Entries:
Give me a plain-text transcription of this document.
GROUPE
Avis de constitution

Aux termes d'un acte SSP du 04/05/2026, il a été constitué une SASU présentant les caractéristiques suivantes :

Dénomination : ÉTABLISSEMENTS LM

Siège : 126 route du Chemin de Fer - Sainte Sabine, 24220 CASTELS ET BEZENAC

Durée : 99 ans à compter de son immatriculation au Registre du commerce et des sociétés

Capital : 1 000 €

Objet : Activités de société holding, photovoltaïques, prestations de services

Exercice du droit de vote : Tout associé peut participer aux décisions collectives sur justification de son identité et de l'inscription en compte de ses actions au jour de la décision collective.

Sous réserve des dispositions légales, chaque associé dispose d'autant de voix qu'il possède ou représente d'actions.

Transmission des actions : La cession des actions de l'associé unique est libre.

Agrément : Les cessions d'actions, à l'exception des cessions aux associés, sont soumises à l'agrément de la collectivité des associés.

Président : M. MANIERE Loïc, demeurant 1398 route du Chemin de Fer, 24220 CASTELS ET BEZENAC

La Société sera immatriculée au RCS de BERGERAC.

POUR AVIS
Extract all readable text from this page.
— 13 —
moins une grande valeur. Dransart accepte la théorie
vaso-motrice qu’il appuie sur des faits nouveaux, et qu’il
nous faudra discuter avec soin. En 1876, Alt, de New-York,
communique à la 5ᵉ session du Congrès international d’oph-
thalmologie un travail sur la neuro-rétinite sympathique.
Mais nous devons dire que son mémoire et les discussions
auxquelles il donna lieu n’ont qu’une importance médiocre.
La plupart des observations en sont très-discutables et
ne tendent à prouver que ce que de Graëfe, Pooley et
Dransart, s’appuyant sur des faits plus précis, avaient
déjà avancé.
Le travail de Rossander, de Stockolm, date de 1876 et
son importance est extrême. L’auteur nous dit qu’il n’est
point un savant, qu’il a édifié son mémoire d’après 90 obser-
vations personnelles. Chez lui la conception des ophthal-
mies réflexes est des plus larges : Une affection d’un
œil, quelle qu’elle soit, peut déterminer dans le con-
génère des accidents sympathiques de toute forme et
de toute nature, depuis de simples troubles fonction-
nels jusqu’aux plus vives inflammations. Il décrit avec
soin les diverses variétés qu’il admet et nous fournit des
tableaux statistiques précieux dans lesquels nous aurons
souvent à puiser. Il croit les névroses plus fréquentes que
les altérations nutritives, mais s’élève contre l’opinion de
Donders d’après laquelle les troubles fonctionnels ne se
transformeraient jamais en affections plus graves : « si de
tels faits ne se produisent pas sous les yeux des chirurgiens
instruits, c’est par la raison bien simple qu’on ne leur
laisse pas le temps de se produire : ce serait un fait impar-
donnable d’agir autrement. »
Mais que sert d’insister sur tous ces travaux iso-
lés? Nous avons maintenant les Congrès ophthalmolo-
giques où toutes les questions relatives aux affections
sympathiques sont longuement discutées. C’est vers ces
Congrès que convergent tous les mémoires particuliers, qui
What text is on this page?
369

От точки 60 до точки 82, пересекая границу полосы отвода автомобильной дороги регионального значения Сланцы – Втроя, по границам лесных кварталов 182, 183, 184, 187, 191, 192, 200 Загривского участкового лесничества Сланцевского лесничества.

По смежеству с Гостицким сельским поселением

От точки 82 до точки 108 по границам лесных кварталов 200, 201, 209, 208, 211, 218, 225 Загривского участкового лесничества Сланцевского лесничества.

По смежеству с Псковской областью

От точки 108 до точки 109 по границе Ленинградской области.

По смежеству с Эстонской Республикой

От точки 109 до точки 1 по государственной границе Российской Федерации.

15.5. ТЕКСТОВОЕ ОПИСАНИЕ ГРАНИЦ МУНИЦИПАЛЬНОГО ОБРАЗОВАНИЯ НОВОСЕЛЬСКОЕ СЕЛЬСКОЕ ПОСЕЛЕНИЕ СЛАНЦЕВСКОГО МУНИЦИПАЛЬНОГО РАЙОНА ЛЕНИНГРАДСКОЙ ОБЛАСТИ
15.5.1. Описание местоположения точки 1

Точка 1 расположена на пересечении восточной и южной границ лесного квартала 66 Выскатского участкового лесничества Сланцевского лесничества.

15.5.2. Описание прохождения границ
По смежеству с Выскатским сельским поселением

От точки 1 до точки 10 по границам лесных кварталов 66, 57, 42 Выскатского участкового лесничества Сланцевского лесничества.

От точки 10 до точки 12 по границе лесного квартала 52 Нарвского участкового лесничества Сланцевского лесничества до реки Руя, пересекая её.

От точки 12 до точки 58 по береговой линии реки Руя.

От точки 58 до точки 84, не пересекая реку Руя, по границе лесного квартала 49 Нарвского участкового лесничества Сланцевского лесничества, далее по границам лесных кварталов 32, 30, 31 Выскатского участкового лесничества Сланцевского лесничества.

Direction: Lines containing the string "plus" are to be selected and copied.

Exercise solution:
Dransart, s’appuyant sur des faits plus précis, avaient
mies réflexes est des plus larges : Une affection d’un
nels jusqu’aux plus vives inflammations. Il décrit avec
souvent à puiser. Il croit les névroses plus fréquentes que
transformeraient jamais en affections plus graves : « si de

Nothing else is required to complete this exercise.